SET PROBLEM: Output all the data exactly. Pictures do not belong in the copy.

--- start of ENTRIES ---

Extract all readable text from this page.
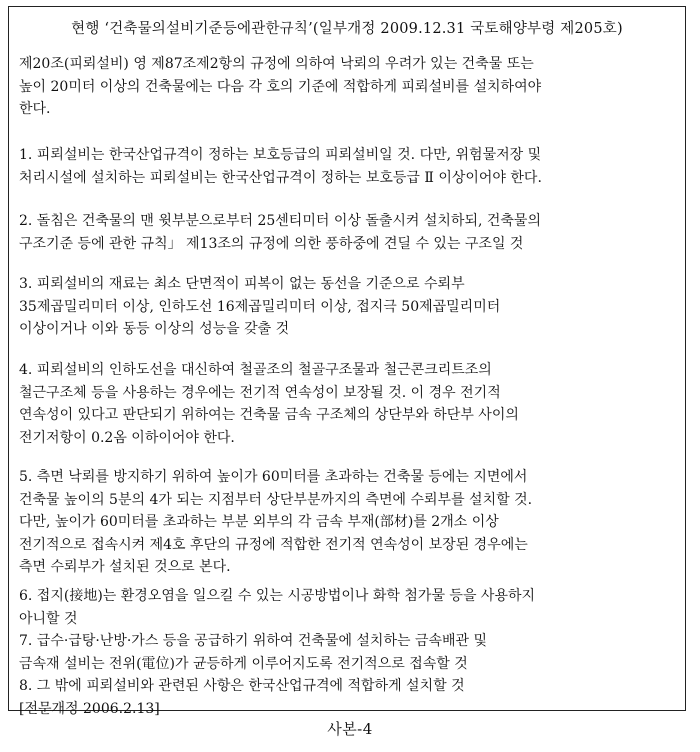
현행 ‘건축물의설비기준등에관한규칙’(일부개정 2009.12.31 국토해양부령 제205호)
제20조(피뢰설비) 영 제87조제2항의 규정에 의하여 낙뢰의 우려가 있는 건축물 또는
높이 20미터 이상의 건축물에는 다음 각 호의 기준에 적합하게 피뢰설비를 설치하여야
한다.
1. 피뢰설비는 한국산업규격이 정하는 보호등급의 피뢰설비일 것. 다만, 위험물저장 및
처리시설에 설치하는 피뢰설비는 한국산업규격이 정하는 보호등급 Ⅱ 이상이어야 한다.
2. 돌침은 건축물의 맨 윗부분으로부터 25센티미터 이상 돌출시켜 설치하되, 건축물의
구조기준 등에 관한 규칙」 제13조의 규정에 의한 풍하중에 견딜 수 있는 구조일 것
3. 피뢰설비의 재료는 최소 단면적이 피복이 없는 동선을 기준으로 수뢰부
35제곱밀리미터 이상, 인하도선 16제곱밀리미터 이상, 접지극 50제곱밀리미터
이상이거나 이와 동등 이상의 성능을 갖출 것
4. 피뢰설비의 인하도선을 대신하여 철골조의 철골구조물과 철근콘크리트조의
철근구조체 등을 사용하는 경우에는 전기적 연속성이 보장될 것. 이 경우 전기적
연속성이 있다고 판단되기 위하여는 건축물 금속 구조체의 상단부와 하단부 사이의
전기저항이 0.2옴 이하이어야 한다.
5. 측면 낙뢰를 방지하기 위하여 높이가 60미터를 초과하는 건축물 등에는 지면에서
건축물 높이의 5분의 4가 되는 지점부터 상단부분까지의 측면에 수뢰부를 설치할 것.
다만, 높이가 60미터를 초과하는 부분 외부의 각 금속 부재(部材)를 2개소 이상
전기적으로 접속시켜 제4호 후단의 규정에 적합한 전기적 연속성이 보장된 경우에는
측면 수뢰부가 설치된 것으로 본다.
6. 접지(接地)는 환경오염을 일으킬 수 있는 시공방법이나 화학 첨가물 등을 사용하지
아니할 것
7. 급수·급탕·난방·가스 등을 공급하기 위하여 건축물에 설치하는 금속배관 및
금속재 설비는 전위(電位)가 균등하게 이루어지도록 전기적으로 접속할 것
8. 그 밖에 피뢰설비와 관련된 사항은 한국산업규격에 적합하게 설치할 것
[전문개정 2006.2.13]
사본-4
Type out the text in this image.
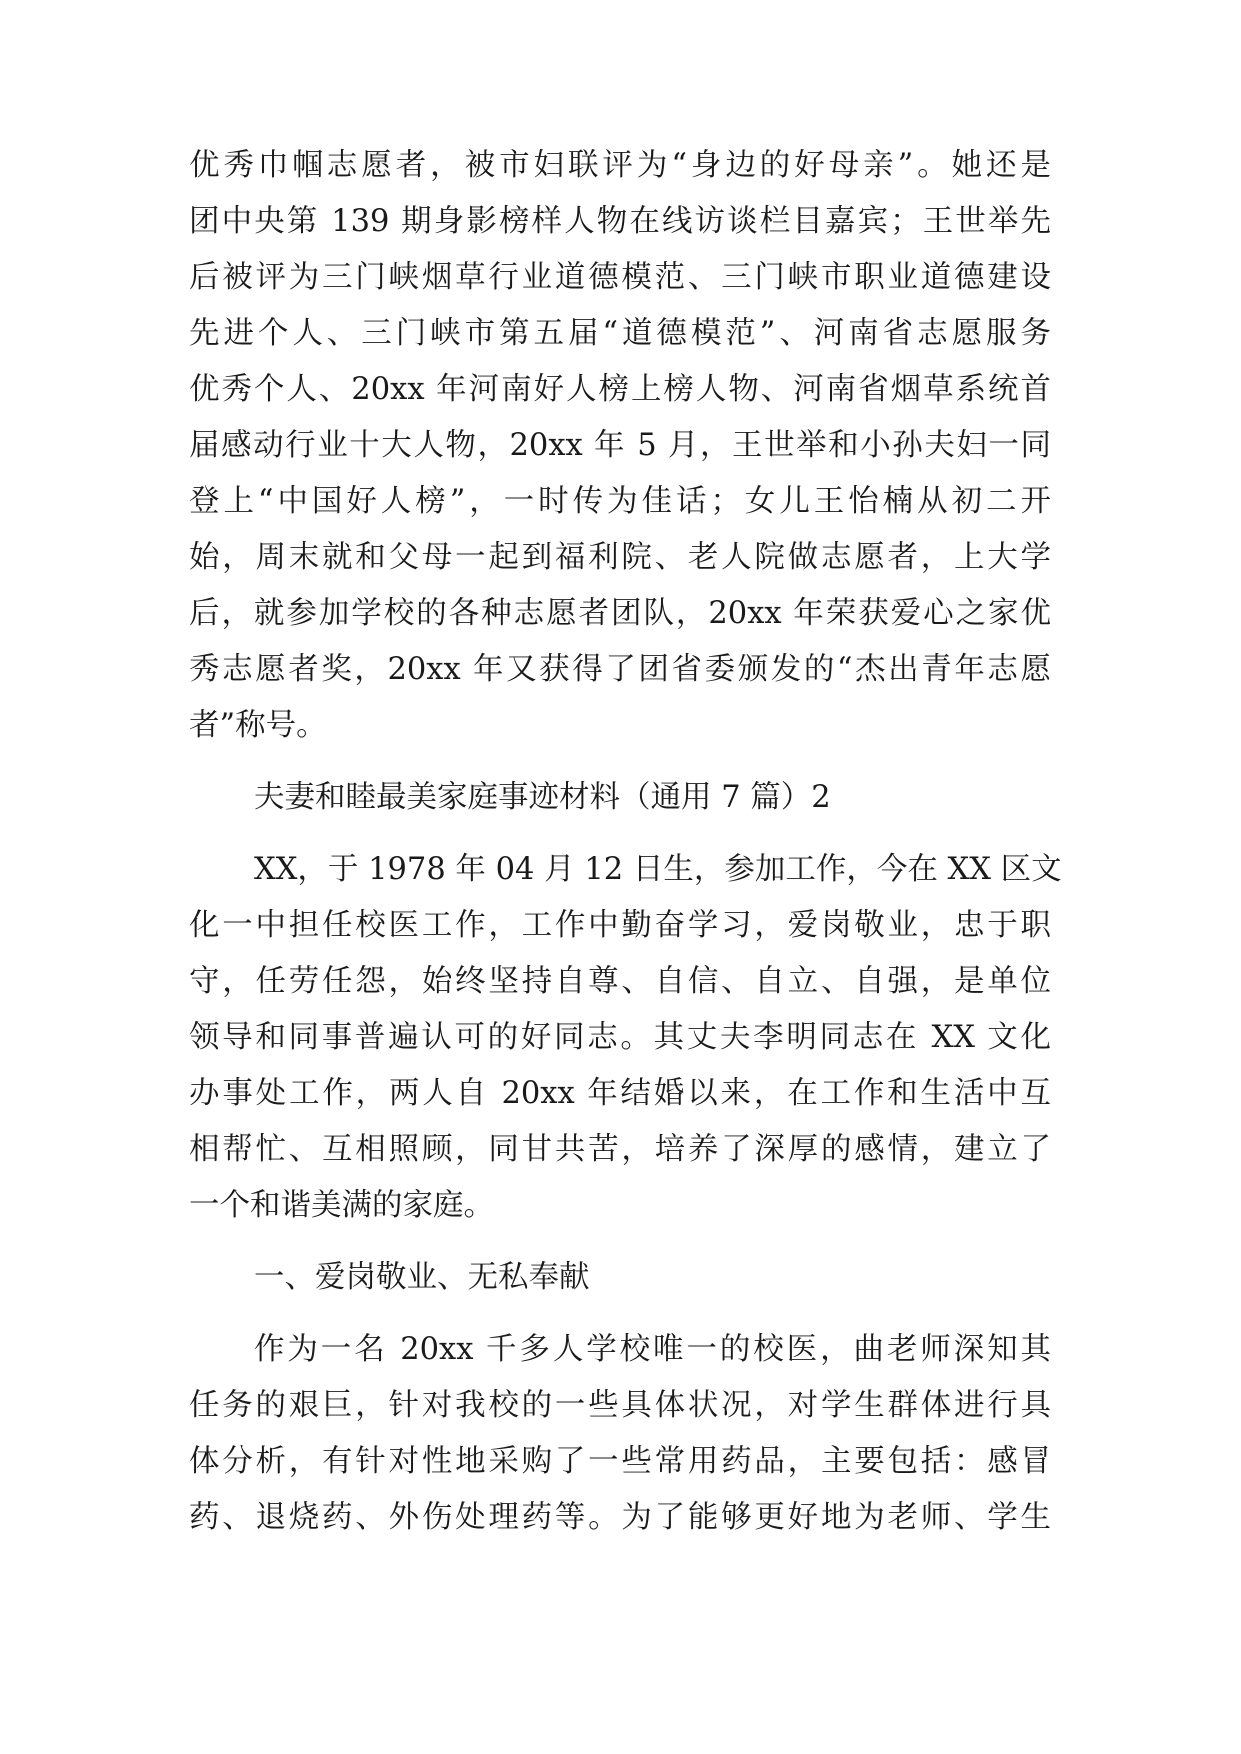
优秀巾帼志愿者，被市妇联评为“身边的好母亲”。她还是
团中央第 139 期身影榜样人物在线访谈栏目嘉宾；王世举先
后被评为三门峡烟草行业道德模范、三门峡市职业道德建设
先进个人、三门峡市第五届“道德模范”、河南省志愿服务
优秀个人、20xx 年河南好人榜上榜人物、河南省烟草系统首
届感动行业十大人物，20xx 年 5 月，王世举和小孙夫妇一同
登上“中国好人榜”，一时传为佳话；女儿王怡楠从初二开
始，周末就和父母一起到福利院、老人院做志愿者，上大学
后，就参加学校的各种志愿者团队，20xx 年荣获爱心之家优
秀志愿者奖，20xx 年又获得了团省委颁发的“杰出青年志愿
者”称号。
夫妻和睦最美家庭事迹材料（通用 7 篇）2
XX，于 1978 年 04 月 12 日生，参加工作，今在 XX 区文
化一中担任校医工作，工作中勤奋学习，爱岗敬业，忠于职
守，任劳任怨，始终坚持自尊、自信、自立、自强，是单位
领导和同事普遍认可的好同志。其丈夫李明同志在 XX 文化
办事处工作，两人自 20xx 年结婚以来，在工作和生活中互
相帮忙、互相照顾，同甘共苦，培养了深厚的感情，建立了
一个和谐美满的家庭。
一、爱岗敬业、无私奉献
作为一名 20xx 千多人学校唯一的校医，曲老师深知其
任务的艰巨，针对我校的一些具体状况，对学生群体进行具
体分析，有针对性地采购了一些常用药品，主要包括：感冒
药、退烧药、外伤处理药等。为了能够更好地为老师、学生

--- end of ENTRIES ---

RESULT BELOW:
Extract all readable text from this page.
현행 ‘건축물의설비기준등에관한규칙’(일부개정 2009.12.31 국토해양부령 제205호)
제20조(피뢰설비) 영 제87조제2항의 규정에 의하여 낙뢰의 우려가 있는 건축물 또는
높이 20미터 이상의 건축물에는 다음 각 호의 기준에 적합하게 피뢰설비를 설치하여야
한다.
1. 피뢰설비는 한국산업규격이 정하는 보호등급의 피뢰설비일 것. 다만, 위험물저장 및
처리시설에 설치하는 피뢰설비는 한국산업규격이 정하는 보호등급 Ⅱ 이상이어야 한다.
2. 돌침은 건축물의 맨 윗부분으로부터 25센티미터 이상 돌출시켜 설치하되, 건축물의
구조기준 등에 관한 규칙」 제13조의 규정에 의한 풍하중에 견딜 수 있는 구조일 것
3. 피뢰설비의 재료는 최소 단면적이 피복이 없는 동선을 기준으로 수뢰부
35제곱밀리미터 이상, 인하도선 16제곱밀리미터 이상, 접지극 50제곱밀리미터
이상이거나 이와 동등 이상의 성능을 갖출 것
4. 피뢰설비의 인하도선을 대신하여 철골조의 철골구조물과 철근콘크리트조의
철근구조체 등을 사용하는 경우에는 전기적 연속성이 보장될 것. 이 경우 전기적
연속성이 있다고 판단되기 위하여는 건축물 금속 구조체의 상단부와 하단부 사이의
전기저항이 0.2옴 이하이어야 한다.
5. 측면 낙뢰를 방지하기 위하여 높이가 60미터를 초과하는 건축물 등에는 지면에서
건축물 높이의 5분의 4가 되는 지점부터 상단부분까지의 측면에 수뢰부를 설치할 것.
다만, 높이가 60미터를 초과하는 부분 외부의 각 금속 부재(部材)를 2개소 이상
전기적으로 접속시켜 제4호 후단의 규정에 적합한 전기적 연속성이 보장된 경우에는
측면 수뢰부가 설치된 것으로 본다.
6. 접지(接地)는 환경오염을 일으킬 수 있는 시공방법이나 화학 첨가물 등을 사용하지
아니할 것
7. 급수·급탕·난방·가스 등을 공급하기 위하여 건축물에 설치하는 금속배관 및
금속재 설비는 전위(電位)가 균등하게 이루어지도록 전기적으로 접속할 것
8. 그 밖에 피뢰설비와 관련된 사항은 한국산업규격에 적합하게 설치할 것
[전문개정 2006.2.13]
사본-4
Type out the text in this image.
优秀巾帼志愿者，被市妇联评为“身边的好母亲”。她还是
团中央第 139 期身影榜样人物在线访谈栏目嘉宾；王世举先
后被评为三门峡烟草行业道德模范、三门峡市职业道德建设
先进个人、三门峡市第五届“道德模范”、河南省志愿服务
优秀个人、20xx 年河南好人榜上榜人物、河南省烟草系统首
届感动行业十大人物，20xx 年 5 月，王世举和小孙夫妇一同
登上“中国好人榜”，一时传为佳话；女儿王怡楠从初二开
始，周末就和父母一起到福利院、老人院做志愿者，上大学
后，就参加学校的各种志愿者团队，20xx 年荣获爱心之家优
秀志愿者奖，20xx 年又获得了团省委颁发的“杰出青年志愿
者”称号。
夫妻和睦最美家庭事迹材料（通用 7 篇）2
XX，于 1978 年 04 月 12 日生，参加工作，今在 XX 区文
化一中担任校医工作，工作中勤奋学习，爱岗敬业，忠于职
守，任劳任怨，始终坚持自尊、自信、自立、自强，是单位
领导和同事普遍认可的好同志。其丈夫李明同志在 XX 文化
办事处工作，两人自 20xx 年结婚以来，在工作和生活中互
相帮忙、互相照顾，同甘共苦，培养了深厚的感情，建立了
一个和谐美满的家庭。
一、爱岗敬业、无私奉献
作为一名 20xx 千多人学校唯一的校医，曲老师深知其
任务的艰巨，针对我校的一些具体状况，对学生群体进行具
体分析，有针对性地采购了一些常用药品，主要包括：感冒
药、退烧药、外伤处理药等。为了能够更好地为老师、学生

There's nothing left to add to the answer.